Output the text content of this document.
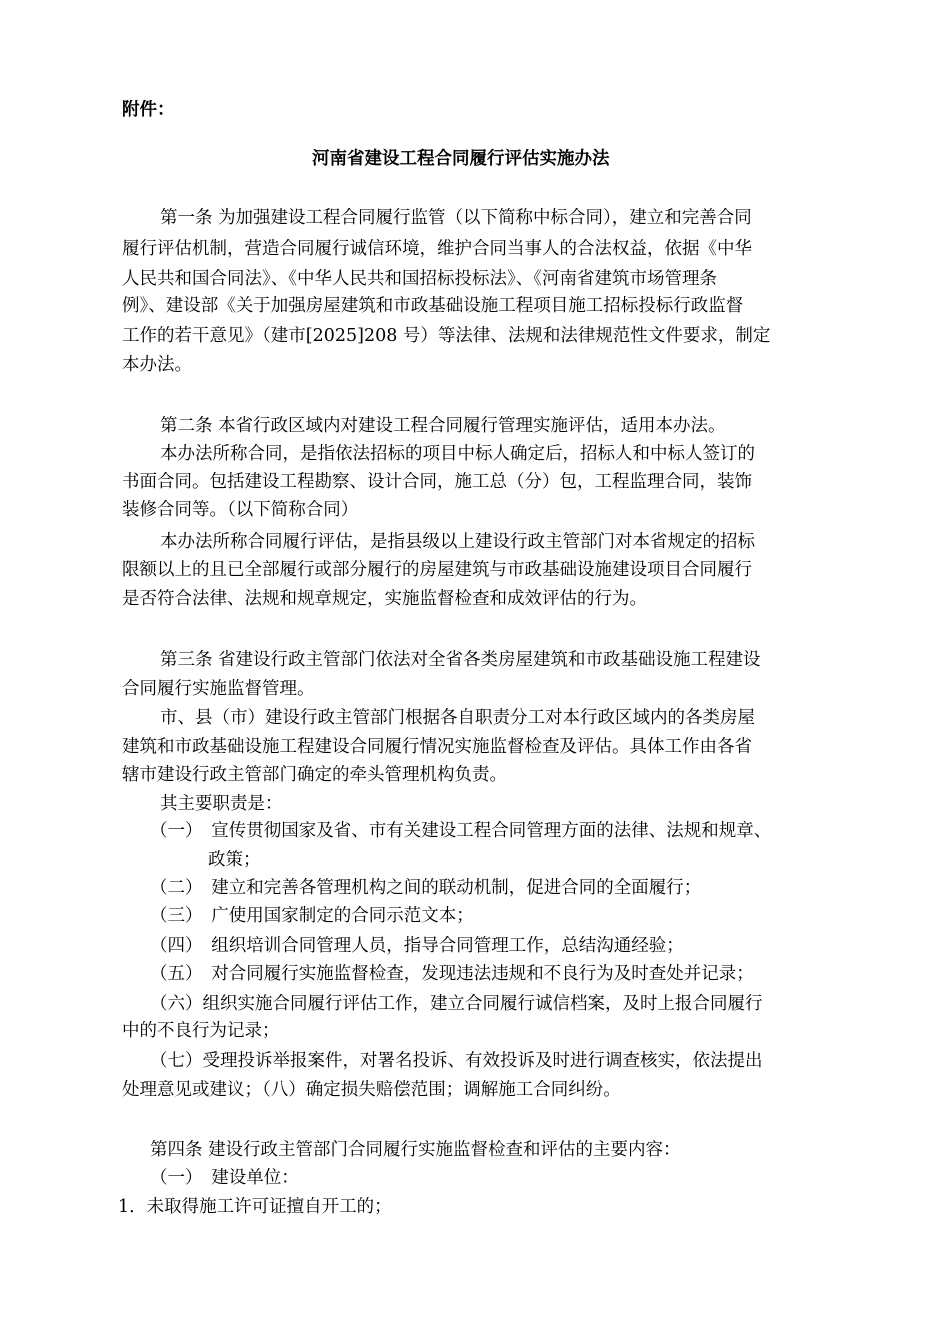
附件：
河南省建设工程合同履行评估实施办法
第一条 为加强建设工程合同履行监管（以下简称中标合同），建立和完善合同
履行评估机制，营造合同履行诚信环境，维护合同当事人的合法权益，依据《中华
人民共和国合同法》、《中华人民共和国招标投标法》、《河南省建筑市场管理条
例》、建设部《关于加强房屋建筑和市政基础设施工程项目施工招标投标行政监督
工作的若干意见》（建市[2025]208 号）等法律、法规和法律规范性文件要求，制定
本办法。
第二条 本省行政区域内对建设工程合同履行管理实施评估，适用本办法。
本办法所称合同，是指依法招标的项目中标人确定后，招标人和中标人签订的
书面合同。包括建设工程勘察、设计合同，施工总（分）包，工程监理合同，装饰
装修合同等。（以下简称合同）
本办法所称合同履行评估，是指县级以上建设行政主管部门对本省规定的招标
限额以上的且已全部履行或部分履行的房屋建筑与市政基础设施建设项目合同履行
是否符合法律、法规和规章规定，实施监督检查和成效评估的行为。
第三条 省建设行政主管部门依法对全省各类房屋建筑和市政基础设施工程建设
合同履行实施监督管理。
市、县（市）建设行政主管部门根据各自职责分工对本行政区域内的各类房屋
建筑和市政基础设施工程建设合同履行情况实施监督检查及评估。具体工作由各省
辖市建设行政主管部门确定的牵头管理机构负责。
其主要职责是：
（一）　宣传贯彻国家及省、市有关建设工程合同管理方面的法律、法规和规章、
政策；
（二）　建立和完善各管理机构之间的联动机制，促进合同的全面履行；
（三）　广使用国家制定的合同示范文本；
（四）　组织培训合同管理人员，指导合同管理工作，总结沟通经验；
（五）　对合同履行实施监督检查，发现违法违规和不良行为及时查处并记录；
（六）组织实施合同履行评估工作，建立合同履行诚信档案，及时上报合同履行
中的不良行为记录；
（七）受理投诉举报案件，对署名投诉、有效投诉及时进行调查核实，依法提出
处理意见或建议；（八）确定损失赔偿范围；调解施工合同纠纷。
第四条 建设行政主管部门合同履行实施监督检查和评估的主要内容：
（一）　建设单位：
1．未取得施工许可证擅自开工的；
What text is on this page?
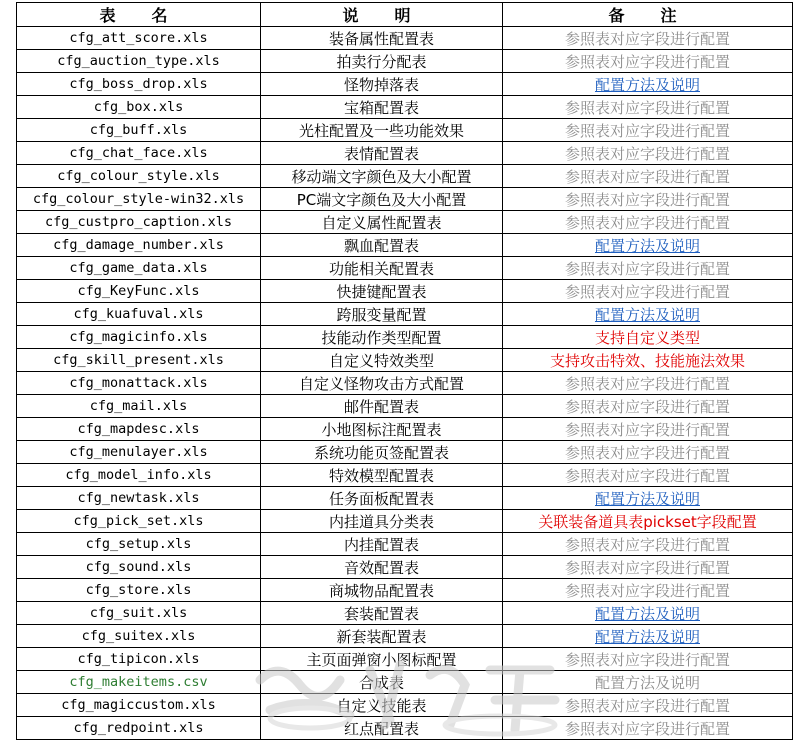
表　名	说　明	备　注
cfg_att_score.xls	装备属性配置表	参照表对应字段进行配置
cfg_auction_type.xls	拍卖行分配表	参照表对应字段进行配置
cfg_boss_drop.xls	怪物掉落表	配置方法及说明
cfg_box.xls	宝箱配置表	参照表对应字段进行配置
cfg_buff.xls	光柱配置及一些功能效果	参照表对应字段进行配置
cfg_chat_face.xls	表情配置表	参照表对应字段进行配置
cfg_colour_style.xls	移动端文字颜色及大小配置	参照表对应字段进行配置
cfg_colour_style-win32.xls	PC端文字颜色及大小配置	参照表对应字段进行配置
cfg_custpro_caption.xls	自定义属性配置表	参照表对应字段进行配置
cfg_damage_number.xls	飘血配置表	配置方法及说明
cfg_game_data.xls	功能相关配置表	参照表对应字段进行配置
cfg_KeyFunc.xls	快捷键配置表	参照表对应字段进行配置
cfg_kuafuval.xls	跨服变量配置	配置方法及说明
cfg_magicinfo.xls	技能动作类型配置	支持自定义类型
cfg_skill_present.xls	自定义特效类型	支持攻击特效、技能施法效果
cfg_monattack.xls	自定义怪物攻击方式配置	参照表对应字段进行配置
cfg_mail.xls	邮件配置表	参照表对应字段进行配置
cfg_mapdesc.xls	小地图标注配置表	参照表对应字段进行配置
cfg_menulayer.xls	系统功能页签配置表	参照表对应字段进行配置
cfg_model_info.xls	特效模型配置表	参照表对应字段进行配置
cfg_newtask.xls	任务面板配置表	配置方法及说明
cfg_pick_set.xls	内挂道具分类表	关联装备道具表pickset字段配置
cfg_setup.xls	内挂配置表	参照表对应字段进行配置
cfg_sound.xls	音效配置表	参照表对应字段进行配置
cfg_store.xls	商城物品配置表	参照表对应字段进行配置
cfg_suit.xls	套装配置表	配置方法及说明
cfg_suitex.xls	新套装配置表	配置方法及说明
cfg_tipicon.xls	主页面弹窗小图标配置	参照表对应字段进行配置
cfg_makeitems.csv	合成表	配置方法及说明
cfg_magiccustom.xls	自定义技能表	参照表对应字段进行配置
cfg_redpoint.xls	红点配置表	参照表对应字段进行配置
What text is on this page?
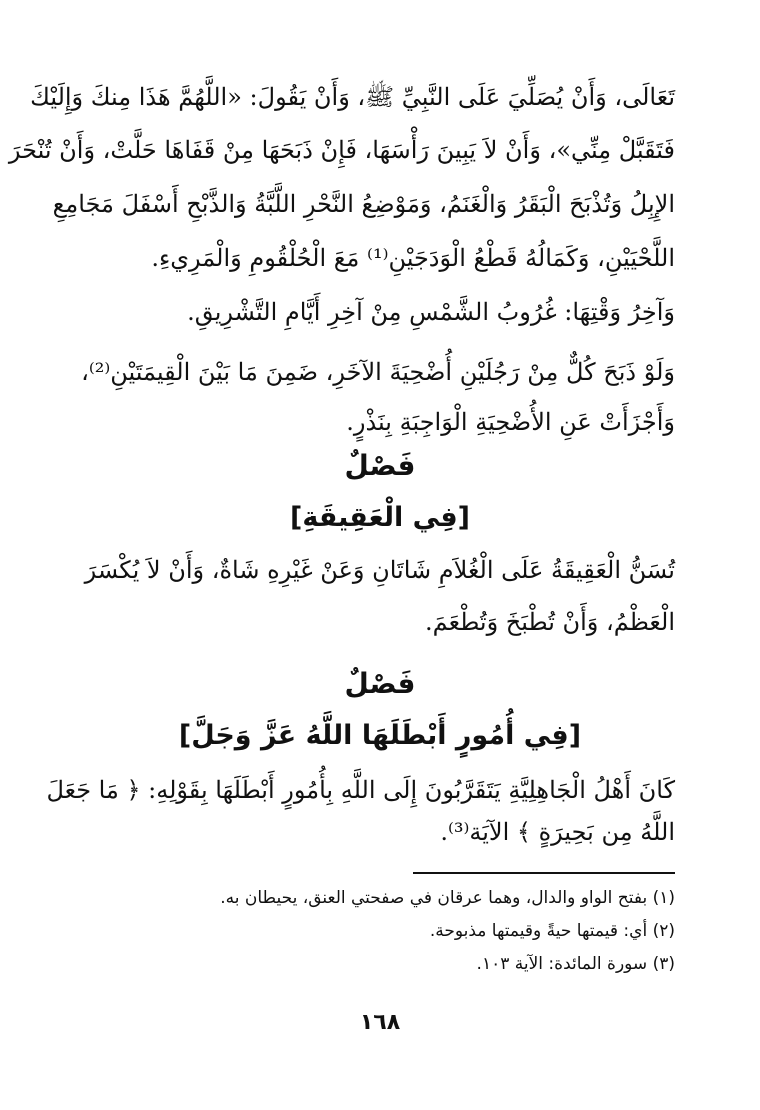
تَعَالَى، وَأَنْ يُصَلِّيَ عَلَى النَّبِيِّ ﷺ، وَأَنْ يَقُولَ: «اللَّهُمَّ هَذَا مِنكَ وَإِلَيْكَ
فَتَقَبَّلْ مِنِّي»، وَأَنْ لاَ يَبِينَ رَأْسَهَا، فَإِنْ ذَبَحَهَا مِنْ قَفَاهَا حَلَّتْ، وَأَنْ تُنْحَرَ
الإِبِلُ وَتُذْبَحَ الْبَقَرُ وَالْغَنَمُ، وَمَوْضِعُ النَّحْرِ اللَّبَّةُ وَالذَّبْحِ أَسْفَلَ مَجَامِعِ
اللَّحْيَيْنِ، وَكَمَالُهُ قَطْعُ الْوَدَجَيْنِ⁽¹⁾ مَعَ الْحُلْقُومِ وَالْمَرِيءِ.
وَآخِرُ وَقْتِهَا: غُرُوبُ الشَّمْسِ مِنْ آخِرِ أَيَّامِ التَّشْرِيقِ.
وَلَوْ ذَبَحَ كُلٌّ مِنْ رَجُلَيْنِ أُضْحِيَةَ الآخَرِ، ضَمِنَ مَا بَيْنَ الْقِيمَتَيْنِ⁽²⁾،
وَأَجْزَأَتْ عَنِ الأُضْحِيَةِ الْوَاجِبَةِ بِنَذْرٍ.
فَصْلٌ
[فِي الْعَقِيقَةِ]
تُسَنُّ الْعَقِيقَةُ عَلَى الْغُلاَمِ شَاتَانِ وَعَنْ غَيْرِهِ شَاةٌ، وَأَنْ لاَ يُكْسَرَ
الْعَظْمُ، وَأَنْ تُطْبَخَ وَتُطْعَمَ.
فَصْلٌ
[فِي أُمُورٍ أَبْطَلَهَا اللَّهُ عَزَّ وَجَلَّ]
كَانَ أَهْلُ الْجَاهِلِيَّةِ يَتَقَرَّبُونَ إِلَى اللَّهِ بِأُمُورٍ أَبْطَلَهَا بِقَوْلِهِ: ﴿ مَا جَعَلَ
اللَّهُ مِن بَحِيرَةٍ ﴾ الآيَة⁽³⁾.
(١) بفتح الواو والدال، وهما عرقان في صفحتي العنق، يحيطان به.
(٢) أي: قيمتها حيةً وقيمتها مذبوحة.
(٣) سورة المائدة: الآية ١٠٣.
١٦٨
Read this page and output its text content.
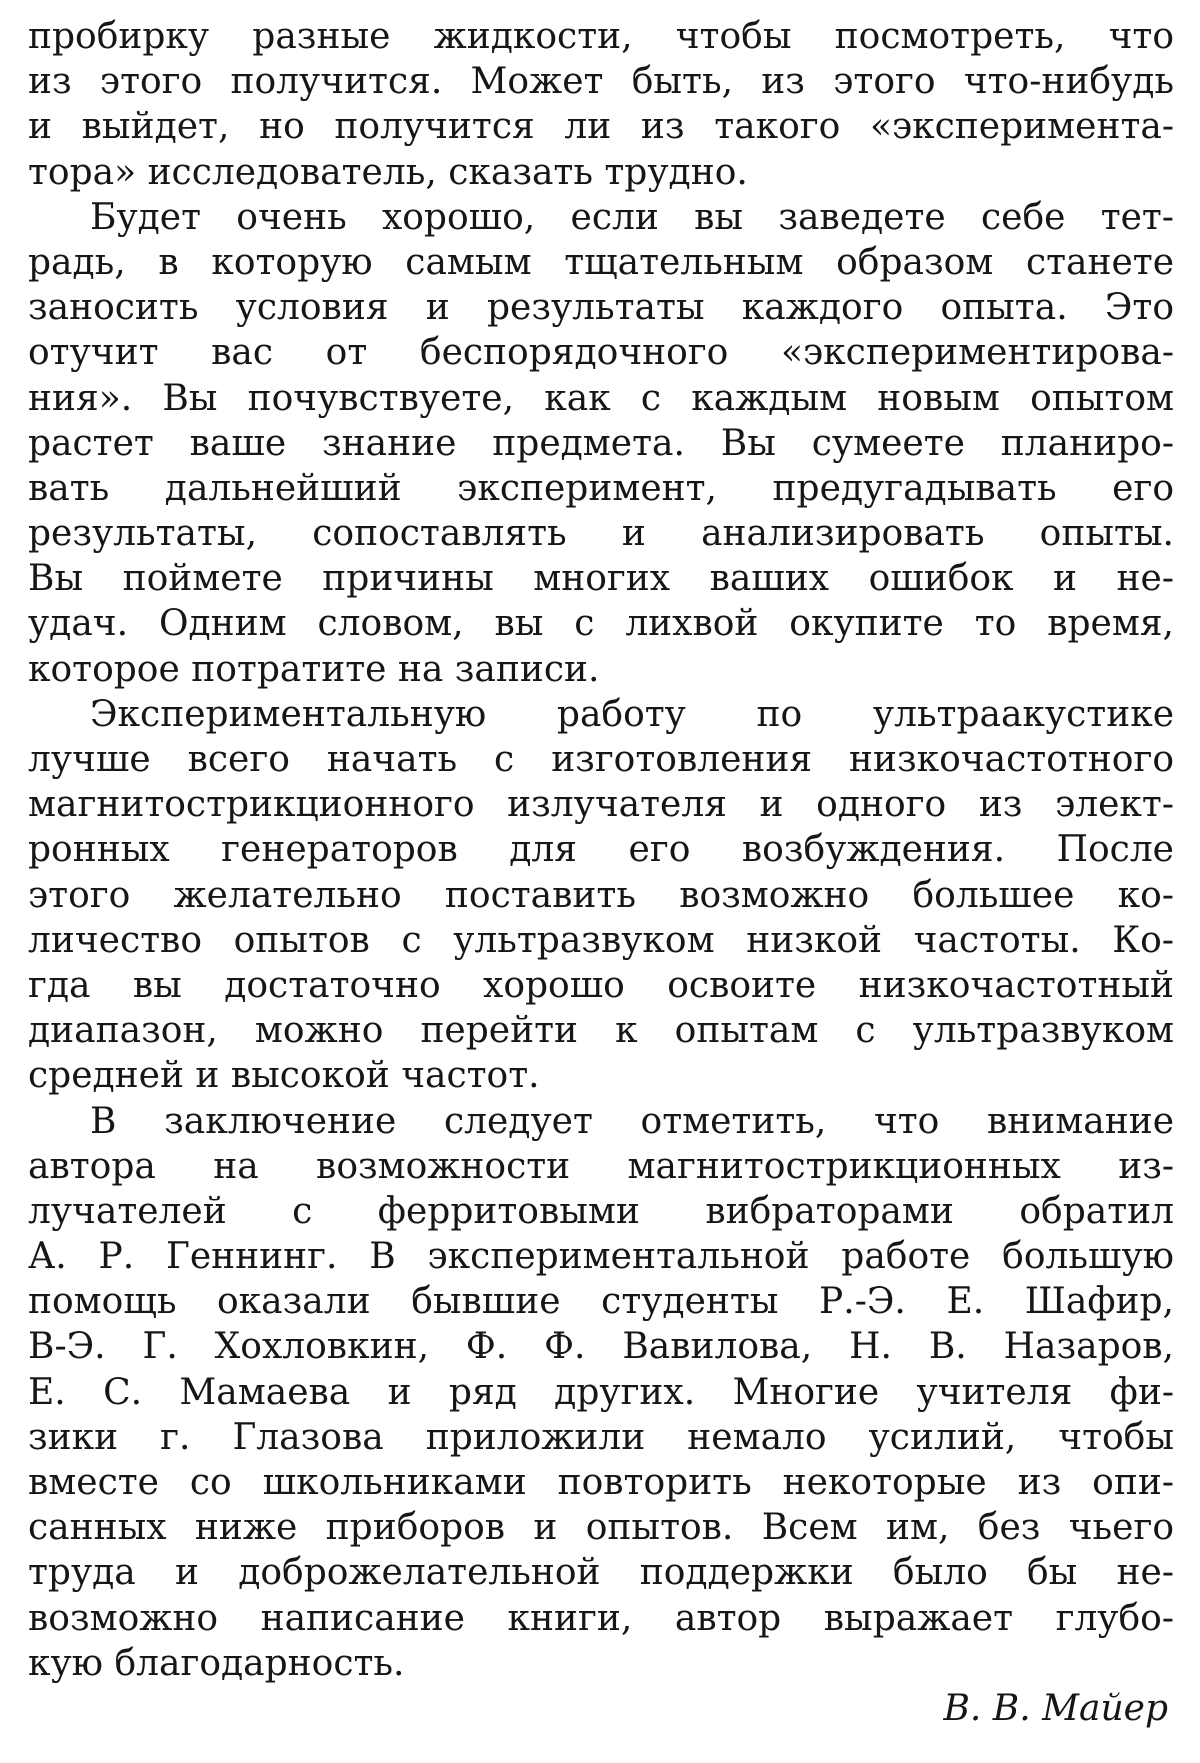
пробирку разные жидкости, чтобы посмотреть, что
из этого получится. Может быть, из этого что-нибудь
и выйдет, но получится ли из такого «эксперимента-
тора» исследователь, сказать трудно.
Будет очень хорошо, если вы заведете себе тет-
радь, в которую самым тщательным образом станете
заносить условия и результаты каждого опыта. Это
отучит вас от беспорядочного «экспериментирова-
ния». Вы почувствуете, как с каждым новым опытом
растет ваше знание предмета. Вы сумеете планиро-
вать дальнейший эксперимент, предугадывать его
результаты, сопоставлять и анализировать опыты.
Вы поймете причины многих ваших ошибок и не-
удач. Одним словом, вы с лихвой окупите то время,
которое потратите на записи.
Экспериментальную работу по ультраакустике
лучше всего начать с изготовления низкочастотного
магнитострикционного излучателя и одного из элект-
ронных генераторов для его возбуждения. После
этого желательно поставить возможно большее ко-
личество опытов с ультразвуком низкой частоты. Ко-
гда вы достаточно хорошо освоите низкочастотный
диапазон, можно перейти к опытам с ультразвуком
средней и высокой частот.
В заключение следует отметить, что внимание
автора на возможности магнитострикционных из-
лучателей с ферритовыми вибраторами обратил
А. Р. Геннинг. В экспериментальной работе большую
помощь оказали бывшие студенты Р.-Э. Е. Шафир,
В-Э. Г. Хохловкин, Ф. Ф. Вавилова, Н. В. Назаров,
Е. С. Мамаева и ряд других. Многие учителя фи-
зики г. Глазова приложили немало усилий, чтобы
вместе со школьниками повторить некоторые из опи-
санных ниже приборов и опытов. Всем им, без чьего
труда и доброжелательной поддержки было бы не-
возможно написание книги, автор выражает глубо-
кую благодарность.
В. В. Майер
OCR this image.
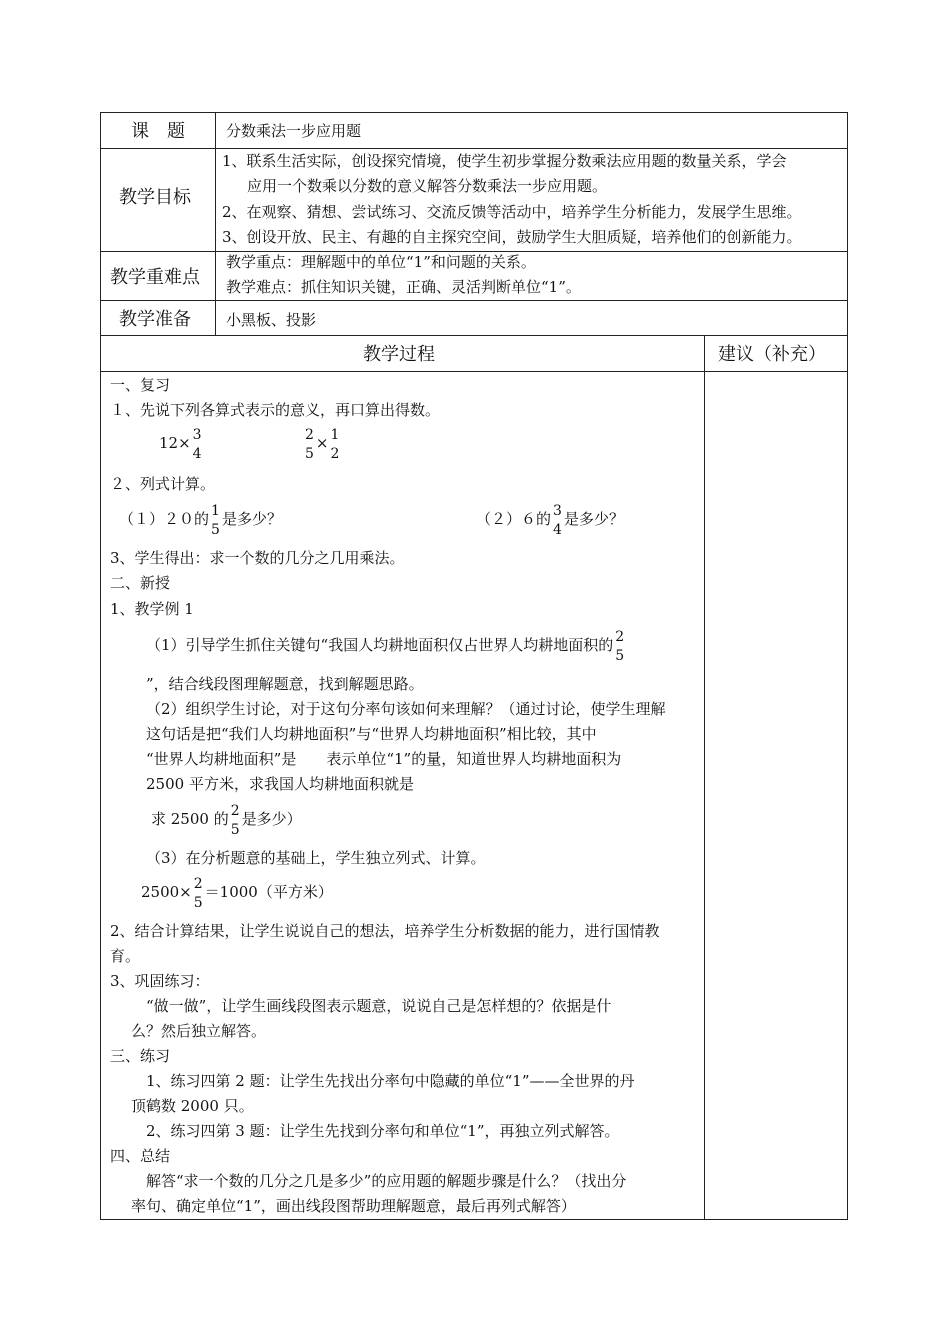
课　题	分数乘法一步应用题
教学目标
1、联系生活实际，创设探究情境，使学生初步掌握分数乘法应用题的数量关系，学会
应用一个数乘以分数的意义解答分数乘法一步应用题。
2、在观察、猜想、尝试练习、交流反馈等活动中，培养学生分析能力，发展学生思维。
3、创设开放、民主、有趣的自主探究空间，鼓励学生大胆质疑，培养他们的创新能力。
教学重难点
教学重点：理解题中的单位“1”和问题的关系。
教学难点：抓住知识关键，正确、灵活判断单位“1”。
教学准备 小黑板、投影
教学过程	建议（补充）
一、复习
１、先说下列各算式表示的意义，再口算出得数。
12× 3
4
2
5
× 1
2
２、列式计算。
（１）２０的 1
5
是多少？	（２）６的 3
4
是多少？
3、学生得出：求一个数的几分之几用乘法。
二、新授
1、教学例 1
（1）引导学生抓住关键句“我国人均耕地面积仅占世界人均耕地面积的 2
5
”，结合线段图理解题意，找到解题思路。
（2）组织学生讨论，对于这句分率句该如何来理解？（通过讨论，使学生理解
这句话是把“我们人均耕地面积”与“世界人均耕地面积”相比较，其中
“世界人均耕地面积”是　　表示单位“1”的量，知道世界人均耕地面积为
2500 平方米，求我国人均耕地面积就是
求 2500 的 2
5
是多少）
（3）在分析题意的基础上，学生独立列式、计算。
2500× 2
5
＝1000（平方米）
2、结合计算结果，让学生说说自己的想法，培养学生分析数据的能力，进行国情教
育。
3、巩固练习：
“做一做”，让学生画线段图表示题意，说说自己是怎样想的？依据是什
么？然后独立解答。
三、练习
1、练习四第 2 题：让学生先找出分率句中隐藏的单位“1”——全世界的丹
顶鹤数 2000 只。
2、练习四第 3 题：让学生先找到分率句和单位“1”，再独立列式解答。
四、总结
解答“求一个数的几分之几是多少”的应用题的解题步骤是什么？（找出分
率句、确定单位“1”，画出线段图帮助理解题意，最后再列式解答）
※
Search the material above for "text". Pull out each line where it shows up.

Output the text content of this document.
What text is on this page?
What text is on this page?
Read this page and output its text content.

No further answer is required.